Data entries
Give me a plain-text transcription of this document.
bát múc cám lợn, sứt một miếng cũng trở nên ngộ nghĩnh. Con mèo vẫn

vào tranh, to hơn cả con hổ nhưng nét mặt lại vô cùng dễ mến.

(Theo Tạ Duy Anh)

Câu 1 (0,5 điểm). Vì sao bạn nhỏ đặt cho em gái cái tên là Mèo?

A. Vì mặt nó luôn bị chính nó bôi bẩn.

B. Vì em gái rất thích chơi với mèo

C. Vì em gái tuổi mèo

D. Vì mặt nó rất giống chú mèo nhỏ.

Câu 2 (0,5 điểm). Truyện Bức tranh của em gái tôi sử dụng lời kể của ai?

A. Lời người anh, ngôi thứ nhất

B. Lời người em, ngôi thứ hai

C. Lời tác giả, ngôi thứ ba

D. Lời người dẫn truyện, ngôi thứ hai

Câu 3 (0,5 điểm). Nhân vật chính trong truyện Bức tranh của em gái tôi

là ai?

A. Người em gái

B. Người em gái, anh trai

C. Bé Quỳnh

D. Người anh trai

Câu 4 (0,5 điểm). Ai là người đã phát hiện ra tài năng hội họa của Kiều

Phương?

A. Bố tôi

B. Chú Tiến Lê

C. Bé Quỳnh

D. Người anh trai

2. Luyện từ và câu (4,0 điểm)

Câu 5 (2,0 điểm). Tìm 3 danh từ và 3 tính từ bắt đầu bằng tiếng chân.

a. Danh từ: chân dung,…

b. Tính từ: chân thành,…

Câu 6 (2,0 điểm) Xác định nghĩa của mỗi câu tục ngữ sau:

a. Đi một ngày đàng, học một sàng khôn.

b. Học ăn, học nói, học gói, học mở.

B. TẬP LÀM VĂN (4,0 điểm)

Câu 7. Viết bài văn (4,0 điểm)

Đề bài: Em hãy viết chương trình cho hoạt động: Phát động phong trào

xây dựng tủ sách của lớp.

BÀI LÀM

WHAT TO PRODUCE:
Restate the whole listing exactly.

EXERCISE ANSWER:
Give me a plain-text transcription of this document.
bát múc cám lợn, sứt một miếng cũng trở nên ngộ nghĩnh. Con mèo vẫn

vào tranh, to hơn cả con hổ nhưng nét mặt lại vô cùng dễ mến.

(Theo Tạ Duy Anh)

Câu 1 (0,5 điểm). Vì sao bạn nhỏ đặt cho em gái cái tên là Mèo?

A. Vì mặt nó luôn bị chính nó bôi bẩn.

B. Vì em gái rất thích chơi với mèo

C. Vì em gái tuổi mèo

D. Vì mặt nó rất giống chú mèo nhỏ.

Câu 2 (0,5 điểm). Truyện Bức tranh của em gái tôi sử dụng lời kể của ai?

A. Lời người anh, ngôi thứ nhất

B. Lời người em, ngôi thứ hai

C. Lời tác giả, ngôi thứ ba

D. Lời người dẫn truyện, ngôi thứ hai

Câu 3 (0,5 điểm). Nhân vật chính trong truyện Bức tranh của em gái tôi

là ai?

A. Người em gái

B. Người em gái, anh trai

C. Bé Quỳnh

D. Người anh trai

Câu 4 (0,5 điểm). Ai là người đã phát hiện ra tài năng hội họa của Kiều

Phương?

A. Bố tôi

B. Chú Tiến Lê

C. Bé Quỳnh

D. Người anh trai

2. Luyện từ và câu (4,0 điểm)

Câu 5 (2,0 điểm). Tìm 3 danh từ và 3 tính từ bắt đầu bằng tiếng chân.

a. Danh từ: chân dung,…

b. Tính từ: chân thành,…

Câu 6 (2,0 điểm) Xác định nghĩa của mỗi câu tục ngữ sau:

a. Đi một ngày đàng, học một sàng khôn.

b. Học ăn, học nói, học gói, học mở.

B. TẬP LÀM VĂN (4,0 điểm)

Câu 7. Viết bài văn (4,0 điểm)

Đề bài: Em hãy viết chương trình cho hoạt động: Phát động phong trào

xây dựng tủ sách của lớp.

BÀI LÀM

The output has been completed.